═══ Provided entries ═══

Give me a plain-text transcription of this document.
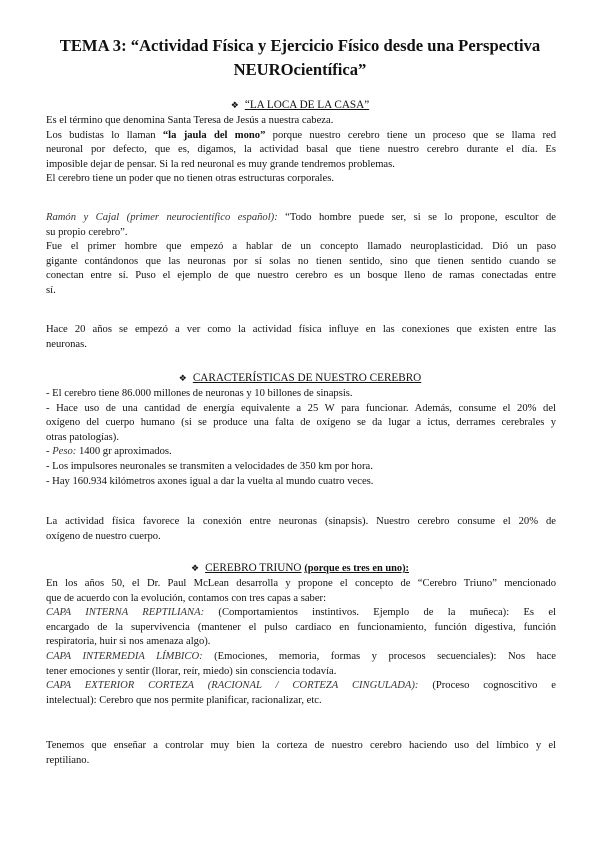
TEMA 3: “Actividad Física y Ejercicio Físico desde una Perspectiva
NEUROcientífica”
❖ “LA LOCA DE LA CASA”
Es el término que denomina Santa Teresa de Jesús a nuestra cabeza.
Los budistas lo llaman “la jaula del mono” porque nuestro cerebro tiene un proceso que se llama red
neuronal por defecto, que es, digamos, la actividad basal que tiene nuestro cerebro durante el día. Es
imposible dejar de pensar. Si la red neuronal es muy grande tendremos problemas.
El cerebro tiene un poder que no tienen otras estructuras corporales.
Ramón y Cajal (primer neurocientífico español): “Todo hombre puede ser, si se lo propone, escultor de
su propio cerebro”.
Fue el primer hombre que empezó a hablar de un concepto llamado neuroplasticidad. Dió un paso
gigante contándonos que las neuronas por sí solas no tienen sentido, sino que tienen sentido cuando se
conectan entre sí. Puso el ejemplo de que nuestro cerebro es un bosque lleno de ramas conectadas entre
sí.
Hace 20 años se empezó a ver como la actividad física influye en las conexiones que existen entre las
neuronas.
❖ CARACTERÍSTICAS DE NUESTRO CEREBRO
- El cerebro tiene 86.000 millones de neuronas y 10 billones de sinapsis.
- Hace uso de una cantidad de energía equivalente a 25 W para funcionar. Además, consume el 20% del
oxígeno del cuerpo humano (si se produce una falta de oxígeno se da lugar a ictus, derrames cerebrales y
otras patologías).
- Peso: 1400 gr aproximados.
- Los impulsores neuronales se transmiten a velocidades de 350 km por hora.
- Hay 160.934 kilómetros axones igual a dar la vuelta al mundo cuatro veces.
La actividad física favorece la conexión entre neuronas (sinapsis). Nuestro cerebro consume el 20% de
oxígeno de nuestro cuerpo.
❖ CEREBRO TRIUNO (porque es tres en uno):
En los años 50, el Dr. Paul McLean desarrolla y propone el concepto de “Cerebro Triuno” mencionado
que de acuerdo con la evolución, contamos con tres capas a saber:
CAPA INTERNA REPTILIANA: (Comportamientos instintivos. Ejemplo de la muñeca): Es el
encargado de la supervivencia (mantener el pulso cardiaco en funcionamiento, función digestiva, función
respiratoria, huir si nos amenaza algo).
CAPA INTERMEDIA LÍMBICO: (Emociones, memoria, formas y procesos secuenciales): Nos hace
tener emociones y sentir (llorar, reír, miedo) sin consciencia todavía.
CAPA EXTERIOR CORTEZA (RACIONAL / CORTEZA CINGULADA): (Proceso cognoscitivo e
intelectual): Cerebro que nos permite planificar, racionalizar, etc.
Tenemos que enseñar a controlar muy bien la corteza de nuestro cerebro haciendo uso del límbico y el
reptiliano.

═══

Task prompt >> In the records above, how many lines contain the string "primer"? State that number only.

Full response >> 2